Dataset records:
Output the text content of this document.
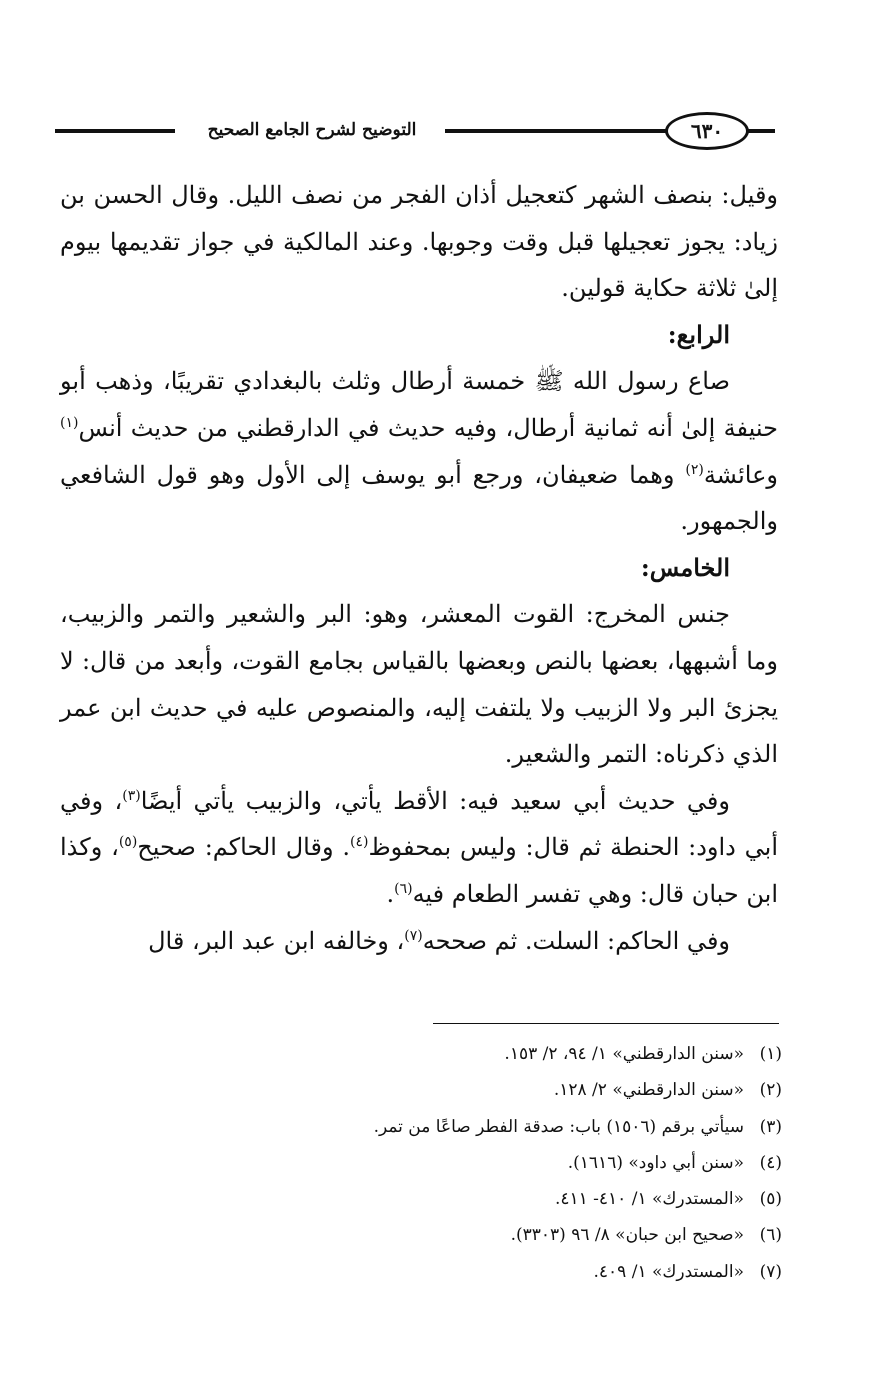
التوضيح لشرح الجامع الصحيح	٦٣٠

وقيل: بنصف الشهر كتعجيل أذان الفجر من نصف الليل. وقال الحسن بن زياد: يجوز تعجيلها قبل وقت وجوبها. وعند المالكية في جواز تقديمها بيوم إلىٰ ثلاثة حكاية قولين.

الرابع:

صاع رسول الله ﷺ خمسة أرطال وثلث بالبغدادي تقريبًا، وذهب أبو حنيفة إلىٰ أنه ثمانية أرطال، وفيه حديث في الدارقطني من حديث أنس$^{(١)}$ وعائشة$^{(٢)}$ وهما ضعيفان، ورجع أبو يوسف إلى الأول وهو قول الشافعي والجمهور.

الخامس:

جنس المخرج: القوت المعشر، وهو: البر والشعير والتمر والزبيب، وما أشبهها، بعضها بالنص وبعضها بالقياس بجامع القوت، وأبعد من قال: لا يجزئ البر ولا الزبيب ولا يلتفت إليه، والمنصوص عليه في حديث ابن عمر الذي ذكرناه: التمر والشعير.

وفي حديث أبي سعيد فيه: الأقط يأتي، والزبيب يأتي أيضًا$^{(٣)}$، وفي أبي داود: الحنطة ثم قال: وليس بمحفوظ$^{(٤)}$. وقال الحاكم: صحيح$^{(٥)}$، وكذا ابن حبان قال: وهي تفسر الطعام فيه$^{(٦)}$.

وفي الحاكم: السلت. ثم صححه$^{(٧)}$، وخالفه ابن عبد البر، قال

(١)«سنن الدارقطني» ١/ ٩٤، ٢/ ١٥٣.
(٢)«سنن الدارقطني» ٢/ ١٢٨.
(٣)سيأتي برقم (١٥٠٦) باب: صدقة الفطر صاعًا من تمر.
(٤)«سنن أبي داود» (١٦١٦).
(٥)«المستدرك» ١/ ٤١٠- ٤١١.
(٦)«صحيح ابن حبان» ٨/ ٩٦ (٣٣٠٣).
(٧)«المستدرك» ١/ ٤٠٩.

*Direction*
Tell how many lines contain the word "داود", using only the number.

*The response*
2